Prompt: Below are some records. Copy every line in them that holds "text".

Records contained in a dataset
• • • •

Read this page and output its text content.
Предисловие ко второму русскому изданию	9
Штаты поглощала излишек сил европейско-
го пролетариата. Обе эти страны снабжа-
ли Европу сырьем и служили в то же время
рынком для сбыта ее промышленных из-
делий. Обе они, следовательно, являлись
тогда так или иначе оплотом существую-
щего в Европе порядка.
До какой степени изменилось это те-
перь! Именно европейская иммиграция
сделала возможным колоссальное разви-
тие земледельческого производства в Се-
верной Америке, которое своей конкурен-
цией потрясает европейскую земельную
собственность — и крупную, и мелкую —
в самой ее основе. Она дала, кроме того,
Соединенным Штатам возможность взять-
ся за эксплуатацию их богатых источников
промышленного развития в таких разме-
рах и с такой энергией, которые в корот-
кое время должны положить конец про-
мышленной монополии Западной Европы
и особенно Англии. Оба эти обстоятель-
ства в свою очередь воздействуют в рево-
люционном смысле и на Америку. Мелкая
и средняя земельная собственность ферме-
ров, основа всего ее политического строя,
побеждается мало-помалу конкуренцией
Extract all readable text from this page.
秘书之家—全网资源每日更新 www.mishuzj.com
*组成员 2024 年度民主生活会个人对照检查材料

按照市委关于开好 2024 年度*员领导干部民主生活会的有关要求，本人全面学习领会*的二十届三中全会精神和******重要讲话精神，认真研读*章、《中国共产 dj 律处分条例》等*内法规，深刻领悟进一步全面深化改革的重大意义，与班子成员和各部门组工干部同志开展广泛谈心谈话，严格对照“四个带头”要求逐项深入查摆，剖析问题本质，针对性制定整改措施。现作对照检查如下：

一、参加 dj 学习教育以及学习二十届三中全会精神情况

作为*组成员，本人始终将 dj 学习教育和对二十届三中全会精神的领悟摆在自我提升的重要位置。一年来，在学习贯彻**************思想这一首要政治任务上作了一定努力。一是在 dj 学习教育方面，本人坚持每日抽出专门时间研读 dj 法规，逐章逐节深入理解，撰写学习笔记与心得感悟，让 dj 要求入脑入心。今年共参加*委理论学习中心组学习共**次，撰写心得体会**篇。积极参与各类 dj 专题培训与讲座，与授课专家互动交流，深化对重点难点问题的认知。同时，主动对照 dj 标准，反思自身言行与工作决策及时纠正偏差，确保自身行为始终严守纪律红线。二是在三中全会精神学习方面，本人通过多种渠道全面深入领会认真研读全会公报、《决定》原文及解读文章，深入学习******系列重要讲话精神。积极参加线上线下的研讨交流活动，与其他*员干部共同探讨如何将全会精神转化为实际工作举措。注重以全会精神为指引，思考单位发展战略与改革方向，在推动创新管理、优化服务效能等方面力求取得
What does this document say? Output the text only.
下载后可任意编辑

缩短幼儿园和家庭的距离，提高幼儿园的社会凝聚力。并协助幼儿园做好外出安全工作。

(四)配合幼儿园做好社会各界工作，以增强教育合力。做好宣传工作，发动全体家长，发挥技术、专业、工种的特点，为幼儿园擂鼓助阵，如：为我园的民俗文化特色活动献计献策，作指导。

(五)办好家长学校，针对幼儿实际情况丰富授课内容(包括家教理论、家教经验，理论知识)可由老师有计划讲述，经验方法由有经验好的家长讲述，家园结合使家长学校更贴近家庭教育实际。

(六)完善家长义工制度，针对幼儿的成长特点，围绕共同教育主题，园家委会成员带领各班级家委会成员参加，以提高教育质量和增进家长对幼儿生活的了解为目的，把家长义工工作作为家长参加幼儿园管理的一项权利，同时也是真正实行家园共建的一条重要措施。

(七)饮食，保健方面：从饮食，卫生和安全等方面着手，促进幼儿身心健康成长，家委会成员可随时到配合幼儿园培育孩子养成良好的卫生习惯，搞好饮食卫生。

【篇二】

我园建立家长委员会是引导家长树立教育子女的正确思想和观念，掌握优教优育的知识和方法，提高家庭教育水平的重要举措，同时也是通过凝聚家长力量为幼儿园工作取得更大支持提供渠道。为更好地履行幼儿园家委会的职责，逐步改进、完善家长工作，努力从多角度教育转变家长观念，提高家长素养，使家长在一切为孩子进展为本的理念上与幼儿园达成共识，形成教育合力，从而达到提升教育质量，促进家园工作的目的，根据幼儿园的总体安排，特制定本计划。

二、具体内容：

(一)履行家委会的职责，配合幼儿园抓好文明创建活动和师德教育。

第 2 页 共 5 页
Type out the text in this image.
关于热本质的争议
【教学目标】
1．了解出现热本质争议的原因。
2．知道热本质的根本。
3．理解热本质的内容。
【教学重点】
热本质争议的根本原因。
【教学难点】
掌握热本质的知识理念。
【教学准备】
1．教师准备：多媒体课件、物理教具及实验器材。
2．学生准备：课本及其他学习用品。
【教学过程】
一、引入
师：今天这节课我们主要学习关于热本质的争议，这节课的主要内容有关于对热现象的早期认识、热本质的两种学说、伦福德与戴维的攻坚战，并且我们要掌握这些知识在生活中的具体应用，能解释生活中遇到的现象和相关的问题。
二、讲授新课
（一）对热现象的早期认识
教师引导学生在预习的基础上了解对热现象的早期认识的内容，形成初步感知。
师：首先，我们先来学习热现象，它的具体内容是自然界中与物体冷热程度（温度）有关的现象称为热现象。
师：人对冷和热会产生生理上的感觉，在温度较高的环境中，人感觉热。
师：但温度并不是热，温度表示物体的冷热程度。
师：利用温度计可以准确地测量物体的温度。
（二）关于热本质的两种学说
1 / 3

• • • •

Exercise output:
Read this page and output its text content.
Extract all readable text from this page.
What does this document say? Output the text only.
Type out the text in this image.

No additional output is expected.